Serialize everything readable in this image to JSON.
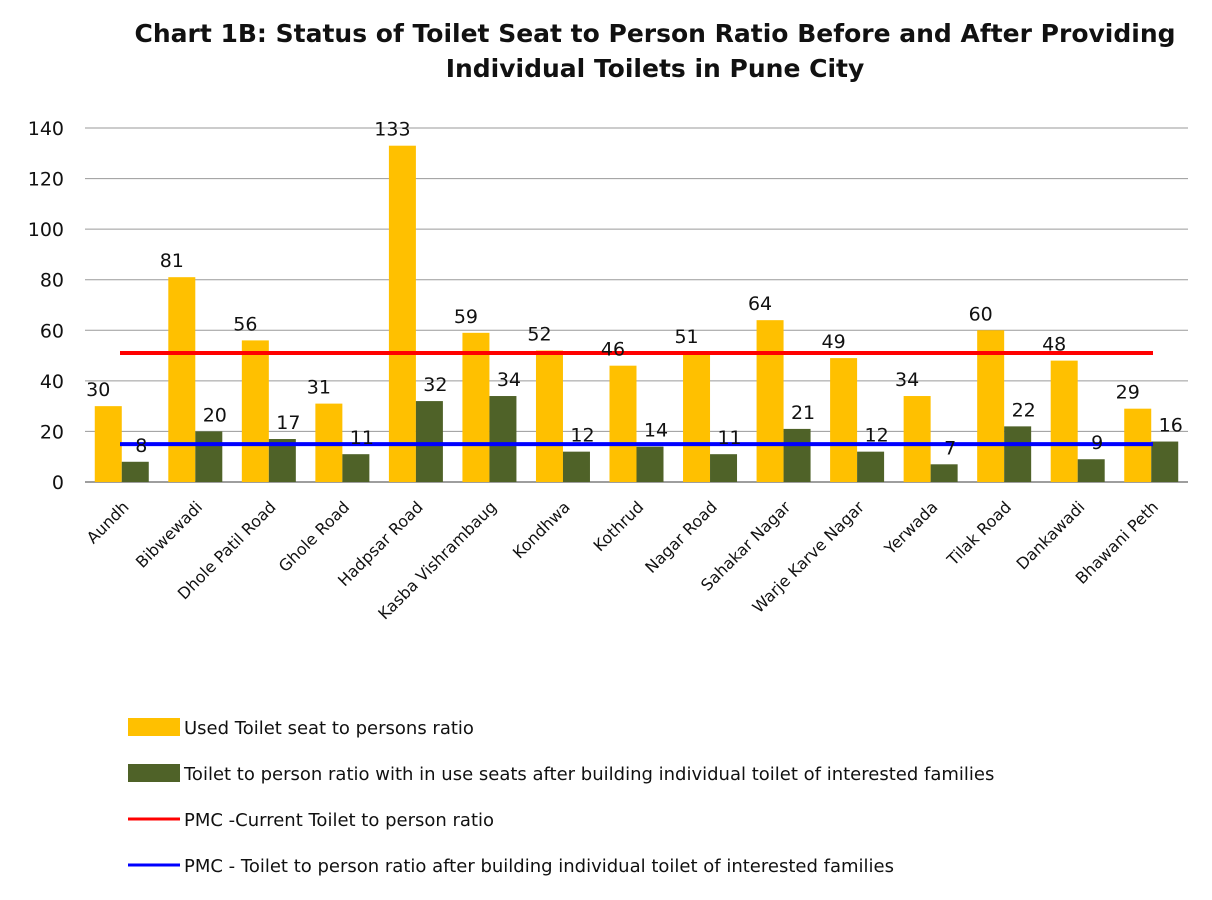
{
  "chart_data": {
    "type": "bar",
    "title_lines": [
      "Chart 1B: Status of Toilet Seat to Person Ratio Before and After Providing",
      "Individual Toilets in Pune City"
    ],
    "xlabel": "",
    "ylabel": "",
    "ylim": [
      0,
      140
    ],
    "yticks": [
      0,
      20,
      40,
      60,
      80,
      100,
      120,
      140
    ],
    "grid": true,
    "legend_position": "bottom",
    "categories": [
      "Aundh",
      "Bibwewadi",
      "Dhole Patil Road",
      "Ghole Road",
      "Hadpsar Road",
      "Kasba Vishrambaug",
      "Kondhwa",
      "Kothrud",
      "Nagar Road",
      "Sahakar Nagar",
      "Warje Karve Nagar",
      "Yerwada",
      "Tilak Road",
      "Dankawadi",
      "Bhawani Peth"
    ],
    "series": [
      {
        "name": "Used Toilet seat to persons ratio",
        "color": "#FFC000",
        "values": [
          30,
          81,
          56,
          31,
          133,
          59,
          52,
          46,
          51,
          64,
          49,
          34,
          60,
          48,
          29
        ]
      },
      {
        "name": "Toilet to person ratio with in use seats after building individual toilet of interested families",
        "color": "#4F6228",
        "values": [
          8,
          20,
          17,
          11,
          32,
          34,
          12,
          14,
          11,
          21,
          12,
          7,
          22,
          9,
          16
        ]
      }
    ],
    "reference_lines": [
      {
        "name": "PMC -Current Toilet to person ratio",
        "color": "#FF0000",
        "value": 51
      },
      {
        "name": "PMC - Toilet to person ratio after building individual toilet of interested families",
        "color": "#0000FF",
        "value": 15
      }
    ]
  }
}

▶ **To do**
Reproduce the records verbatim, omitting all images they contain.

▶ **Exercise solution**
Serialize everything readable in this image to JSON.
{
  "chart_data": {
    "type": "bar",
    "title_lines": [
      "Chart 1B: Status of Toilet Seat to Person Ratio Before and After Providing",
      "Individual Toilets in Pune City"
    ],
    "xlabel": "",
    "ylabel": "",
    "ylim": [
      0,
      140
    ],
    "yticks": [
      0,
      20,
      40,
      60,
      80,
      100,
      120,
      140
    ],
    "grid": true,
    "legend_position": "bottom",
    "categories": [
      "Aundh",
      "Bibwewadi",
      "Dhole Patil Road",
      "Ghole Road",
      "Hadpsar Road",
      "Kasba Vishrambaug",
      "Kondhwa",
      "Kothrud",
      "Nagar Road",
      "Sahakar Nagar",
      "Warje Karve Nagar",
      "Yerwada",
      "Tilak Road",
      "Dankawadi",
      "Bhawani Peth"
    ],
    "series": [
      {
        "name": "Used Toilet seat to persons ratio",
        "color": "#FFC000",
        "values": [
          30,
          81,
          56,
          31,
          133,
          59,
          52,
          46,
          51,
          64,
          49,
          34,
          60,
          48,
          29
        ]
      },
      {
        "name": "Toilet to person ratio with in use seats after building individual toilet of interested families",
        "color": "#4F6228",
        "values": [
          8,
          20,
          17,
          11,
          32,
          34,
          12,
          14,
          11,
          21,
          12,
          7,
          22,
          9,
          16
        ]
      }
    ],
    "reference_lines": [
      {
        "name": "PMC -Current Toilet to person ratio",
        "color": "#FF0000",
        "value": 51
      },
      {
        "name": "PMC - Toilet to person ratio after building individual toilet of interested families",
        "color": "#0000FF",
        "value": 15
      }
    ]
  }
}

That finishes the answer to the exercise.